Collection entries

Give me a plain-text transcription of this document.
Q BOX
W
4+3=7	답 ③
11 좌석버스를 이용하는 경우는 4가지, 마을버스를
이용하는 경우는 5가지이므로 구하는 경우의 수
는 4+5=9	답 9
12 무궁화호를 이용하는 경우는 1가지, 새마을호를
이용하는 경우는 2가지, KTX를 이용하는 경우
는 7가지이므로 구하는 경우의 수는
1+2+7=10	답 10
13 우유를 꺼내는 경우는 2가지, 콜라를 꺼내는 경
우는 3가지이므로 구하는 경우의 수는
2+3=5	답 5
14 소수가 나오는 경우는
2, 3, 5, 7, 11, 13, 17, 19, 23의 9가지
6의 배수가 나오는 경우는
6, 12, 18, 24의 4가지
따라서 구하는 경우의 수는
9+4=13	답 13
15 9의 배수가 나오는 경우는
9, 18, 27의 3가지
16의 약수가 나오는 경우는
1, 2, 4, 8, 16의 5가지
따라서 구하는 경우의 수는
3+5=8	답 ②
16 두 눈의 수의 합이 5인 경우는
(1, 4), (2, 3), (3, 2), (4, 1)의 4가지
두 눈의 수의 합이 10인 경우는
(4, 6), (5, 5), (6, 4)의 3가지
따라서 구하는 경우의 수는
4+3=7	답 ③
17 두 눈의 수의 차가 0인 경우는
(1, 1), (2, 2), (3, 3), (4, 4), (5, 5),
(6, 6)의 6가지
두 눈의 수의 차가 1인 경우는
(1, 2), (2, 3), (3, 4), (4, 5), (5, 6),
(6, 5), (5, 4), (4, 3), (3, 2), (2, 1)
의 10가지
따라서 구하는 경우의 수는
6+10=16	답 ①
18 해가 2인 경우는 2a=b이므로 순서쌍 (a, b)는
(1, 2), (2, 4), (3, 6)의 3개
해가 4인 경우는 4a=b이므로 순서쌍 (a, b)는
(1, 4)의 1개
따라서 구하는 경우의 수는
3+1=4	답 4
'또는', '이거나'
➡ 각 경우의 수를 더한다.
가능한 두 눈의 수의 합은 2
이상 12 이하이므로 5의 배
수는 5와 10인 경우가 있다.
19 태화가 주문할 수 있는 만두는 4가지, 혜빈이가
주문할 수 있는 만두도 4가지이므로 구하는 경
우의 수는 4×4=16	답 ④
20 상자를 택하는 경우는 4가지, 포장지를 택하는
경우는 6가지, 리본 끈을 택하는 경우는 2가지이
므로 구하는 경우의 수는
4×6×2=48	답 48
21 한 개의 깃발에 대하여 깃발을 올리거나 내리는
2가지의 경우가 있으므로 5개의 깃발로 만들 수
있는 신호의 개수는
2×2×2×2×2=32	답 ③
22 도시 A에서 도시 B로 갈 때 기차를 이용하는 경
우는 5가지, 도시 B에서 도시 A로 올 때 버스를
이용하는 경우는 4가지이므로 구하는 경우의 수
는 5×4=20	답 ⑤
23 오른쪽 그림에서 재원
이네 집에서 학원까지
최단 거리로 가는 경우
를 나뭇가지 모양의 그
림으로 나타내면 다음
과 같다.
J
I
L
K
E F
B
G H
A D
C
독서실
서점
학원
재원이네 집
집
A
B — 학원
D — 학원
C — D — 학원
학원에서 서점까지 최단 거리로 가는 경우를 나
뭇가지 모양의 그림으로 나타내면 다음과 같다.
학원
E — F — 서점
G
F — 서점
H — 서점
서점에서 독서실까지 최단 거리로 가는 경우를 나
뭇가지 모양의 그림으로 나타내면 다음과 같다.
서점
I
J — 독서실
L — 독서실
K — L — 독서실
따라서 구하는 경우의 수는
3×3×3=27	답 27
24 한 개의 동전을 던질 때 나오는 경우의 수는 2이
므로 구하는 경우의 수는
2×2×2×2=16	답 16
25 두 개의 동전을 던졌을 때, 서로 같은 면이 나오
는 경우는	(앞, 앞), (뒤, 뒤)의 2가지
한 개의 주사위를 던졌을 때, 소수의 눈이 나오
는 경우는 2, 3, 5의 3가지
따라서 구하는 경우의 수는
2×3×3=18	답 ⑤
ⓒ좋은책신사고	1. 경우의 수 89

### What to work on
Using the records above, copy every line that has the word "b이므로" in it.

### Expected output
18 해가 2인 경우는 2a=b이므로 순서쌍 (a, b)는
해가 4인 경우는 4a=b이므로 순서쌍 (a, b)는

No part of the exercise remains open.